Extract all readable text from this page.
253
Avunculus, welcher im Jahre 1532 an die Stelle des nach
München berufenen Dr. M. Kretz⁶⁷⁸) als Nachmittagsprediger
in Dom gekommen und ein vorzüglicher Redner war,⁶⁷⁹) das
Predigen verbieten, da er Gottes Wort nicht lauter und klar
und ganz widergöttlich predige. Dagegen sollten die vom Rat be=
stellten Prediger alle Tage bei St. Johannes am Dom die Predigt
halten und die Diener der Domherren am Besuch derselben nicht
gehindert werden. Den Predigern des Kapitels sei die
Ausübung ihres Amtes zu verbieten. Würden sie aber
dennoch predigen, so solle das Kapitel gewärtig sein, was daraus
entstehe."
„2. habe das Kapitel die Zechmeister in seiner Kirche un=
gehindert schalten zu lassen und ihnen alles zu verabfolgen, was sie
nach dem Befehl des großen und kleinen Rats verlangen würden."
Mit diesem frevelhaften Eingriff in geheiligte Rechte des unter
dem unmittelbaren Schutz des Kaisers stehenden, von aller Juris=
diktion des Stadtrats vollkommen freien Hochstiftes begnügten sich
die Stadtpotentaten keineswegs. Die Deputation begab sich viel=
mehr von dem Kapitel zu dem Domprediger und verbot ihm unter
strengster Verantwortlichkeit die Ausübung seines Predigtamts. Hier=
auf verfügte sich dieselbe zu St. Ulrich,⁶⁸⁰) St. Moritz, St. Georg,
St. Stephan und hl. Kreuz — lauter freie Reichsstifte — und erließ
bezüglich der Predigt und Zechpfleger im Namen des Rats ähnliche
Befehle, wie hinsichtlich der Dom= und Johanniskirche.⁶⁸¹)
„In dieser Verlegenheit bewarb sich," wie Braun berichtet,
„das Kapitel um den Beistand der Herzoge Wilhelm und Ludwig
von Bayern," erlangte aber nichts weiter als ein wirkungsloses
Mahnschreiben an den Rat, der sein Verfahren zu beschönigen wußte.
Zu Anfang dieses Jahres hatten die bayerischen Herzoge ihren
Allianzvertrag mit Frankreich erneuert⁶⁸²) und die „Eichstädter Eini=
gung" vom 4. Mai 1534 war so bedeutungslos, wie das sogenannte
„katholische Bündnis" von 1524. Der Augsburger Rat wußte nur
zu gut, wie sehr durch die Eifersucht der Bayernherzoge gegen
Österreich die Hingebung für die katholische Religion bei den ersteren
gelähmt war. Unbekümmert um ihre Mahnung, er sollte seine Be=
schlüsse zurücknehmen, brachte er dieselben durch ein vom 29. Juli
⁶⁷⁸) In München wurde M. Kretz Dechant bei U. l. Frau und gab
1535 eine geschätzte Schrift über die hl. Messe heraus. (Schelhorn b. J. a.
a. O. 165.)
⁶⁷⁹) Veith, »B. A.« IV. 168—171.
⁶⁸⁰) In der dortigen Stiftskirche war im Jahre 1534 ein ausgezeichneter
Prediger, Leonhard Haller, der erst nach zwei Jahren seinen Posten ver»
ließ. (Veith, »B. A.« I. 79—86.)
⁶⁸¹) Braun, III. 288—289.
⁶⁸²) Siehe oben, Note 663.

# TASK DETAILS
Reproduce the full listing word for word.

# WRITTEN ANSWER
Extract all readable text from this page.
253
Avunculus, welcher im Jahre 1532 an die Stelle des nach
München berufenen Dr. M. Kretz⁶⁷⁸) als Nachmittagsprediger
in Dom gekommen und ein vorzüglicher Redner war,⁶⁷⁹) das
Predigen verbieten, da er Gottes Wort nicht lauter und klar
und ganz widergöttlich predige. Dagegen sollten die vom Rat be=
stellten Prediger alle Tage bei St. Johannes am Dom die Predigt
halten und die Diener der Domherren am Besuch derselben nicht
gehindert werden. Den Predigern des Kapitels sei die
Ausübung ihres Amtes zu verbieten. Würden sie aber
dennoch predigen, so solle das Kapitel gewärtig sein, was daraus
entstehe."
„2. habe das Kapitel die Zechmeister in seiner Kirche un=
gehindert schalten zu lassen und ihnen alles zu verabfolgen, was sie
nach dem Befehl des großen und kleinen Rats verlangen würden."
Mit diesem frevelhaften Eingriff in geheiligte Rechte des unter
dem unmittelbaren Schutz des Kaisers stehenden, von aller Juris=
diktion des Stadtrats vollkommen freien Hochstiftes begnügten sich
die Stadtpotentaten keineswegs. Die Deputation begab sich viel=
mehr von dem Kapitel zu dem Domprediger und verbot ihm unter
strengster Verantwortlichkeit die Ausübung seines Predigtamts. Hier=
auf verfügte sich dieselbe zu St. Ulrich,⁶⁸⁰) St. Moritz, St. Georg,
St. Stephan und hl. Kreuz — lauter freie Reichsstifte — und erließ
bezüglich der Predigt und Zechpfleger im Namen des Rats ähnliche
Befehle, wie hinsichtlich der Dom= und Johanniskirche.⁶⁸¹)
„In dieser Verlegenheit bewarb sich," wie Braun berichtet,
„das Kapitel um den Beistand der Herzoge Wilhelm und Ludwig
von Bayern," erlangte aber nichts weiter als ein wirkungsloses
Mahnschreiben an den Rat, der sein Verfahren zu beschönigen wußte.
Zu Anfang dieses Jahres hatten die bayerischen Herzoge ihren
Allianzvertrag mit Frankreich erneuert⁶⁸²) und die „Eichstädter Eini=
gung" vom 4. Mai 1534 war so bedeutungslos, wie das sogenannte
„katholische Bündnis" von 1524. Der Augsburger Rat wußte nur
zu gut, wie sehr durch die Eifersucht der Bayernherzoge gegen
Österreich die Hingebung für die katholische Religion bei den ersteren
gelähmt war. Unbekümmert um ihre Mahnung, er sollte seine Be=
schlüsse zurücknehmen, brachte er dieselben durch ein vom 29. Juli
⁶⁷⁸) In München wurde M. Kretz Dechant bei U. l. Frau und gab
1535 eine geschätzte Schrift über die hl. Messe heraus. (Schelhorn b. J. a.
a. O. 165.)
⁶⁷⁹) Veith, »B. A.« IV. 168—171.
⁶⁸⁰) In der dortigen Stiftskirche war im Jahre 1534 ein ausgezeichneter
Prediger, Leonhard Haller, der erst nach zwei Jahren seinen Posten ver»
ließ. (Veith, »B. A.« I. 79—86.)
⁶⁸¹) Braun, III. 288—289.
⁶⁸²) Siehe oben, Note 663.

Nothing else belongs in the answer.